▶ Problems to work on
• A. Copy the stretch of the forum post about citric acid from "She can have" through "add to it...", word for word.
• B. In the forum post about citric acid, how long after all citric acid was cut did the daughter have her first spell of normal skin?
• C. Carry the forum post about citric acid on from the point where it stops.

▶ Provided passage
So I found forums like this one. Someone advised not to give girls baths only showers and we have been doing it for almost 8 months. They did help a little. A protective cream few times a day helped also. Showers were done before and after bed, after every bathroom visit. And this is when it hit me. She was a little better after shower but not really GETTING better.

I'm writing this so you understand two things - my pain of watching my daughter suffer every day was real and that you need to take your child to a doctor first. Follow my advice if you already stopped believing them.

It was not yeast, curiosity or other crazy thing - it was CITRIC ACID in her diet. She drank a lot of juice off the shelf and likes jello. Well, since showers were helping I started to think what if something was getting out of her system which was literally eating away at her delicate skin in the private area. Two weeks after cutting ALL citric acid, she had first spell of normal skin. She only had two episodes of visually noticed redness and discomfort (crying that it hurts when she pees) in the last 6 months. The first time she admitted to having a juice box at school and the second after eating a lot of pizza with tomato sauce, Both times she was normal within 32 hours.

She can have freshly squeezed orange juice, lemons etc. Do not confuse artificial citric acid, which is a poison with citrus fruit. READ ALL FOOD LABELS - you'll be surprised what it's added to. Then read more on citric acid and try to eliminate it. It will not hurt to.

It's been a while and I still watch things daily saying a little prayer daily but perhaps this can help someone out there...

Good Luck

PS. I found an older thread but it's locked so I could not add to it...

http://www.mothering.com/community/forum/thread/247179/little-girls-and-vaginal-irritation


----------



## neonalee (Nov 20, 2009)

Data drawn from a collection
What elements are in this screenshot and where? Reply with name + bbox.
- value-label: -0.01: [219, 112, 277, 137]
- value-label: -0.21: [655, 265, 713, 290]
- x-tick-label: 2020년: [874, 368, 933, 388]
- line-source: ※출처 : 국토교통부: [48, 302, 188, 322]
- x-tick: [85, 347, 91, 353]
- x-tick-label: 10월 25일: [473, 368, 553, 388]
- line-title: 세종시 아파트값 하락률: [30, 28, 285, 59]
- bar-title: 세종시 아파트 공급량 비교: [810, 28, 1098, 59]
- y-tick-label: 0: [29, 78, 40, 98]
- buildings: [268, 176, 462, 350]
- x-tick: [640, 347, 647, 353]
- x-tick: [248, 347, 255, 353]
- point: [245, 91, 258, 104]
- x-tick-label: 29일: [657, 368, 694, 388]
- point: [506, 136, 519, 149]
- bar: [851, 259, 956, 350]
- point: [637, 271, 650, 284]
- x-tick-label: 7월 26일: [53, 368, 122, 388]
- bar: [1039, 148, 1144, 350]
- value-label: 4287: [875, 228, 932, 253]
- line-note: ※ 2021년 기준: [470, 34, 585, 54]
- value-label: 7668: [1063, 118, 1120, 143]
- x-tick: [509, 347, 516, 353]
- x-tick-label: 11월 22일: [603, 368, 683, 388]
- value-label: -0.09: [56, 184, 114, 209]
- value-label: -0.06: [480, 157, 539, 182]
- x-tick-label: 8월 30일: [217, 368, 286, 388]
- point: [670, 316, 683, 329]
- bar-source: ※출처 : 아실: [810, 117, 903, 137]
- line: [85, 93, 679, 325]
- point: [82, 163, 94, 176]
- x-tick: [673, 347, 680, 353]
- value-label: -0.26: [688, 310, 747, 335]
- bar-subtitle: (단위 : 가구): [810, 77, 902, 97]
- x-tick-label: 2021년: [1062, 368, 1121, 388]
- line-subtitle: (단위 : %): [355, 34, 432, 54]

▶ Responses by task
• A.
She can have freshly squeezed orange juice, lemons etc. Do not confuse artificial citric acid, which is a poison with citrus fruit. READ ALL FOOD LABELS - you'll be surprised what it's added to. Then read more on citric acid and try to eliminate it. It will not hurt to.

It's been a while and I still watch things daily saying a little prayer daily but perhaps this can help someone out there...

Good Luck

PS. I found an older thread but it's locked so I could not add to it...

• B. Two weeks.

• C.
This is truly FASCINATING to me! Because when I was in my late teens I went through this horrible, hellish period where I was irritated and itchy. I saw docs, took meds, I switched soaps, hotter showers, colder showers, softer washclothes, cotton underwear, nothing tight, OMG everything. I was also at that time drinking TONS of orange juice, probably not any kind of natural at that point in my life. I long suspected the OJ was the culprit. When I was pregnant with DS I had a week or so where it happened again.

I can't tell you how glad I am to see someone else report this!


----------



## Bena (Jan 26, 2008)

This is interesting. I had heard of citric acid intolerance before, and it causing topical irritation (as all acids would) but not vaginal issues.

However, just so you know, citric acid is citric acid, regardless of it's source. Artificial or not, it is the same molecule. So, if it is the citric acid your daughter is reacting too, you really should watch her citrus food intake. The differences you are noticing are probably simply in the concentration of acid, but lemons and limes are very high (much higher than oranges) and could cause her problems.

Just something to consider.

Good luck! I'm glad things are finally working out for you!!


----------



## Greenlea (Apr 21, 2010)

Quote:


> Originally Posted by *Momonamission1*
> 
> She can have freshly squeezed orange juice, lemons etc. Do not confuse artificial citric acid, which is a poison with citrus fruit. READ ALL FOOD LABELS - you'll be surprised what it's added to. Then read more on citric acid and try to eliminate it. It will not hurt to.
> 
> ...


Why is artificial citric acid a poison?


----------



## Bena (Jan 26, 2008)

Quote:


> Originally Posted by *Greenlea*
> 
> Why is artificial citric acid a poison?


It's not. It's the same thing as natural citric acid.

too much of it is an irritant, and some people can be more sensitive to it. But to have any serious effect, you'd have to have prolonged and severe exposure or inhalation of pure citric acid. not likely in the case of the amount you would find in consumable goods. I am quoting this from the MSD sheet (the material safety data sheet that is produced for every chemical substance)

The geek that I am found the MSD sheet online, but I couldn't copy it here for some technical reason (I never said I was a computer geek!!)


----------



## heatherdeg (Dec 30, 2003)

People react differently to different things. Environmental/inhaled allergens rendered my younger brother temporarily deaf (literally). Thanks, OP, for posting this in case one of us winds up with a child that is unable to process citric acids like your dd. Because when you're desperate and watching your child suffer--you'll try anything. And voila--it may work. Did for us with dairy and my son never having looked me in the eye or laying his head on my shoulder (until we removed the last traces--just before he was 1yo).

You never know.


----------



## HidaShara (Jan 7, 2008)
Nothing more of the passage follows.